• _SET EXERCISE_
Under this task are some entries; return every one of them exactly.

Dataset excerpts
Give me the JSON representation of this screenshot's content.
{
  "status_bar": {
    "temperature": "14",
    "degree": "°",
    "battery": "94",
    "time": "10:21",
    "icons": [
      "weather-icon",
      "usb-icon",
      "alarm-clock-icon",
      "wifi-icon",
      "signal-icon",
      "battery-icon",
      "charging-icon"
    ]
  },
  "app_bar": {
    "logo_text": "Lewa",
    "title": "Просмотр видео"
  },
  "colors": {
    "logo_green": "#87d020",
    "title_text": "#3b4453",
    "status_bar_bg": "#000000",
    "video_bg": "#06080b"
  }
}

• _THE RESULT_
Give me the JSON representation of this screenshot's content.
{
  "status_bar": {
    "temperature": "14",
    "degree": "°",
    "battery": "94",
    "time": "10:21",
    "icons": [
      "weather-icon",
      "usb-icon",
      "alarm-clock-icon",
      "wifi-icon",
      "signal-icon",
      "battery-icon",
      "charging-icon"
    ]
  },
  "app_bar": {
    "logo_text": "Lewa",
    "title": "Просмотр видео"
  },
  "colors": {
    "logo_green": "#87d020",
    "title_text": "#3b4453",
    "status_bar_bg": "#000000",
    "video_bg": "#06080b"
  }
}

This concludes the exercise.